§ Required work
Return every line of the data below that includes the string "text".

§ Input rows
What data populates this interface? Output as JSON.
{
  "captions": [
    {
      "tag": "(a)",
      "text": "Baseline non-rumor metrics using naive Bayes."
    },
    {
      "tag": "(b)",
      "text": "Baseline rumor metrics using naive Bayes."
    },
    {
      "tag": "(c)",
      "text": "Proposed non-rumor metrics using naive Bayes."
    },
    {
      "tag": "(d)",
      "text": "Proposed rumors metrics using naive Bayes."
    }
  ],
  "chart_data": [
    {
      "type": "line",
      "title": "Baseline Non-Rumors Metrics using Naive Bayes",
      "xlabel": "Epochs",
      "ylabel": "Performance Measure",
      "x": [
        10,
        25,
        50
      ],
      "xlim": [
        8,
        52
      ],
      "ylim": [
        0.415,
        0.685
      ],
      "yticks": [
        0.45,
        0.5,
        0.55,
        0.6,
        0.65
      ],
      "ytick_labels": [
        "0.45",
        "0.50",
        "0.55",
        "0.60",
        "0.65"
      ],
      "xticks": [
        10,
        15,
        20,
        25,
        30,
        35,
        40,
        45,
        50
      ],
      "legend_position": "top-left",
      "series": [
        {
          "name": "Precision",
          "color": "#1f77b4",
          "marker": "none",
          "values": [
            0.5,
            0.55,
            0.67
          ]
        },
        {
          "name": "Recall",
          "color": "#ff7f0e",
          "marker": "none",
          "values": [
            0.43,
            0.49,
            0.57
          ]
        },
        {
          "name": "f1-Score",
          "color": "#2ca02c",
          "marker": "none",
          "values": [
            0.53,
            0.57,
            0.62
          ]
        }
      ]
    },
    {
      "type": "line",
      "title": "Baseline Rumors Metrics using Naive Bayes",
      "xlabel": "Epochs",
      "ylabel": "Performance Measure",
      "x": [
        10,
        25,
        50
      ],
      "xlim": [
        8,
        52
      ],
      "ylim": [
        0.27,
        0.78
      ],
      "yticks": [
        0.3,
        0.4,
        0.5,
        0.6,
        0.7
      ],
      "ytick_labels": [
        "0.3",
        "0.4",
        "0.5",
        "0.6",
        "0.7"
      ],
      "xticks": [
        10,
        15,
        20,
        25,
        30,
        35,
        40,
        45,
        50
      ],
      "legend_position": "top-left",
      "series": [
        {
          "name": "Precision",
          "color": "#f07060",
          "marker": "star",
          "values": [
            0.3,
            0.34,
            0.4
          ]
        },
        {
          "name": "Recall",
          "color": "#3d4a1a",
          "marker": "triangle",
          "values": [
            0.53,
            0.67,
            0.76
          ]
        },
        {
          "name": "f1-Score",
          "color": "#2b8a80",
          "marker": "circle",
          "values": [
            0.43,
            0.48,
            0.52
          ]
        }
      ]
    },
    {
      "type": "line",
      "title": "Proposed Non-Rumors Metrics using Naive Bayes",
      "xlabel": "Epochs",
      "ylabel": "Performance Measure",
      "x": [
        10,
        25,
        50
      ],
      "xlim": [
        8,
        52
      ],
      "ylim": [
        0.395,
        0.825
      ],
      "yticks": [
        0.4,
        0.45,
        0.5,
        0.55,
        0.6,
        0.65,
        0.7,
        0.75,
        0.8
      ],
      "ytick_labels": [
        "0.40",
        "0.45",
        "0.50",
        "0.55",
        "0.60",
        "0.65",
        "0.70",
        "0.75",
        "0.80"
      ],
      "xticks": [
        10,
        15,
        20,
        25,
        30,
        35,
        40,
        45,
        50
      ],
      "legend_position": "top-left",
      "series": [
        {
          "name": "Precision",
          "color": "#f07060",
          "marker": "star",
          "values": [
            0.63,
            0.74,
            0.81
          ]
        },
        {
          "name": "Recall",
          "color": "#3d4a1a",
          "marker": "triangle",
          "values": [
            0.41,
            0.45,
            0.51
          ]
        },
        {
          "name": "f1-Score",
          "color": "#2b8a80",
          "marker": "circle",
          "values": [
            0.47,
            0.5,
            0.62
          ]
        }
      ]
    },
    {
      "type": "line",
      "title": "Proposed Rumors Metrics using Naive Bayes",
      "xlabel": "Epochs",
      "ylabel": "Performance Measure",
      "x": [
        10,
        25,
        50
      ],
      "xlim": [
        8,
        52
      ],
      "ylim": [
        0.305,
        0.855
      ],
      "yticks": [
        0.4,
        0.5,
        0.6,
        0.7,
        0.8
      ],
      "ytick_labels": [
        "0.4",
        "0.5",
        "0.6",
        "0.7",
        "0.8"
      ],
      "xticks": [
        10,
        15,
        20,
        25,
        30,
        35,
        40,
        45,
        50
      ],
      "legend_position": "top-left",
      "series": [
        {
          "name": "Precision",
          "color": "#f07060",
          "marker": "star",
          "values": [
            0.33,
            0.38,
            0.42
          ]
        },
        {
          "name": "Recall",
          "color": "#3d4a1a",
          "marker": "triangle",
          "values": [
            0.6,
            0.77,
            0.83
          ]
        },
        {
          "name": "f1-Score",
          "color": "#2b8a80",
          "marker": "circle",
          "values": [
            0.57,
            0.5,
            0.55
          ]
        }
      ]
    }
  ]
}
...
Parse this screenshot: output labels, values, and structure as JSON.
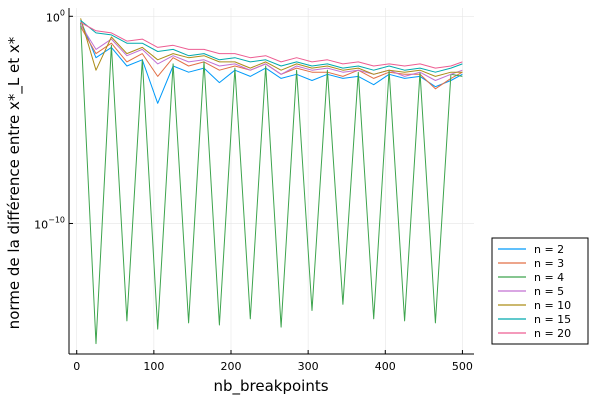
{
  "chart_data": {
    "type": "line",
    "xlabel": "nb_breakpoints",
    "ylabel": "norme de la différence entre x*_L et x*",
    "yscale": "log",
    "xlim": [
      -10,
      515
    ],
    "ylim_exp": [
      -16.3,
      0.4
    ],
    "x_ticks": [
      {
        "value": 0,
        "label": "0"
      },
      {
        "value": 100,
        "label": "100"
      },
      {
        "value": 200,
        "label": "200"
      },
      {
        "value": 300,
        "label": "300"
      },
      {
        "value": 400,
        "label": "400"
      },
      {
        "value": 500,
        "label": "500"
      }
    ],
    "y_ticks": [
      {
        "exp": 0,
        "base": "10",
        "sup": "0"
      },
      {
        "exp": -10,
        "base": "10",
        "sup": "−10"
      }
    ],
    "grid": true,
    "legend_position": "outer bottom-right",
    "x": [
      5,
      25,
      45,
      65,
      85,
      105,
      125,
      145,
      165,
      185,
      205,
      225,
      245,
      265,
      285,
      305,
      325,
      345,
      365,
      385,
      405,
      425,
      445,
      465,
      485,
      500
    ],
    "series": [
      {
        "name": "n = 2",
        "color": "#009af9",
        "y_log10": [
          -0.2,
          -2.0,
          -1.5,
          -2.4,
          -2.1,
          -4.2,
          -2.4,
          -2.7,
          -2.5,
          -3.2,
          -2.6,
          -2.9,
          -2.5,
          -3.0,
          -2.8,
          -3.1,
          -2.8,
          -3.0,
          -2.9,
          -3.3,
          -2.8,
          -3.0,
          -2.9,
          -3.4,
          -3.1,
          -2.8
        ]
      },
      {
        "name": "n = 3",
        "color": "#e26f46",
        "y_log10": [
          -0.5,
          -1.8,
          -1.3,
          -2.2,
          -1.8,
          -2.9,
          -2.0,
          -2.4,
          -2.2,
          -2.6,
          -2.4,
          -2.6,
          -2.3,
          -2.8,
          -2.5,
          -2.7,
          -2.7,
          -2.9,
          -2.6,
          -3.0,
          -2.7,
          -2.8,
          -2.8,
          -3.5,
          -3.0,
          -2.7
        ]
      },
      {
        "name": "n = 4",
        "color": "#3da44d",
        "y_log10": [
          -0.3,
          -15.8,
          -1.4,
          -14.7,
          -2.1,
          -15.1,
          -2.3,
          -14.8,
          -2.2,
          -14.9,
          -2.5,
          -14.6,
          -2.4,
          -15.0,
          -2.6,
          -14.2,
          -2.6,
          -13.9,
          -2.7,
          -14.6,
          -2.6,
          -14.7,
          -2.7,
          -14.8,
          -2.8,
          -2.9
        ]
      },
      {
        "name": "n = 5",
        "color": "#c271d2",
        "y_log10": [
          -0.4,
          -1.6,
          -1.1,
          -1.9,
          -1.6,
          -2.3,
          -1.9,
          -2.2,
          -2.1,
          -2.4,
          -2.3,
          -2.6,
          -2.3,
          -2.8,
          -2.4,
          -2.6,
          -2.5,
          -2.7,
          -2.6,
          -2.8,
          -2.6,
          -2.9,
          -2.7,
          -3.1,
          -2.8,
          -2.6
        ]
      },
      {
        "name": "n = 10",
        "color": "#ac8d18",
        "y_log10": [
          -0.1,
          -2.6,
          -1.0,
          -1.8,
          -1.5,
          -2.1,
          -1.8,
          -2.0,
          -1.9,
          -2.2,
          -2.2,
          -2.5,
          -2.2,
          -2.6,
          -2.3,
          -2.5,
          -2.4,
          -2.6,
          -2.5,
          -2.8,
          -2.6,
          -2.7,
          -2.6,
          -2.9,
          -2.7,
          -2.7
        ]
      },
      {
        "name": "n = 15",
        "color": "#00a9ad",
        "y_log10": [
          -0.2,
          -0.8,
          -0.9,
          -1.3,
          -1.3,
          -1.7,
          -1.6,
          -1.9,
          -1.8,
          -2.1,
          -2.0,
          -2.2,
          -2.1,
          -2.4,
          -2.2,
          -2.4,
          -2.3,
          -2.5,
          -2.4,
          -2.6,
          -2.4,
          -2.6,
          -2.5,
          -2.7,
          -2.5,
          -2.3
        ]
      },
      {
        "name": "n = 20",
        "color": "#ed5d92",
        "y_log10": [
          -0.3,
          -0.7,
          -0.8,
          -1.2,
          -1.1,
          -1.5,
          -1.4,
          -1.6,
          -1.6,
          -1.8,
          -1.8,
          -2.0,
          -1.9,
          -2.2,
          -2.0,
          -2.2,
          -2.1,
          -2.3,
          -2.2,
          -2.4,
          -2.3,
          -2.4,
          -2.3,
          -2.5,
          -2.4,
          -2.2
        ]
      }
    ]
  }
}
==
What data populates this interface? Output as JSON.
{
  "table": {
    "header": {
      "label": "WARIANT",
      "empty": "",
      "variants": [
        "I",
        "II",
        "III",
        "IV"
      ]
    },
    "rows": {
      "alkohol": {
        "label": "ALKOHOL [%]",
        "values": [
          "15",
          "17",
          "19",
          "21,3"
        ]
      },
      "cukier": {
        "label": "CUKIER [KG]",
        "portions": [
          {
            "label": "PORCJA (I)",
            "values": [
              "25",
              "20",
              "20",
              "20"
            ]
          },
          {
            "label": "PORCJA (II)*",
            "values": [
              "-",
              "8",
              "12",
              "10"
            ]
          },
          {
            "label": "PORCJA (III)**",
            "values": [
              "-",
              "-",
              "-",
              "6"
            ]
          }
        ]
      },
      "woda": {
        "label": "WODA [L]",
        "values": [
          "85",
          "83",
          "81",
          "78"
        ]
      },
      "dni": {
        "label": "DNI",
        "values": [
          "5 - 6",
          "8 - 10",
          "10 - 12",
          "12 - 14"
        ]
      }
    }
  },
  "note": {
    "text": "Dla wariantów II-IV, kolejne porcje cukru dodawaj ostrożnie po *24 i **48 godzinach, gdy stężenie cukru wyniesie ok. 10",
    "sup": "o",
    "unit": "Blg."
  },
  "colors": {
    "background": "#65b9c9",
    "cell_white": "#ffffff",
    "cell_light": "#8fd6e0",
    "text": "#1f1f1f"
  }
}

§ Exercise result
      "text": "Baseline non-rumor metrics using naive Bayes."
      "text": "Baseline rumor metrics using naive Bayes."
      "text": "Proposed non-rumor metrics using naive Bayes."
      "text": "Proposed rumors metrics using naive Bayes."
    "text": "Dla wariantów II-IV, kolejne porcje cukru dodawaj ostrożnie po *24 i **48 godzinach, gdy stężenie cukru wyniesie ok. 10",
    "text": "#1f1f1f"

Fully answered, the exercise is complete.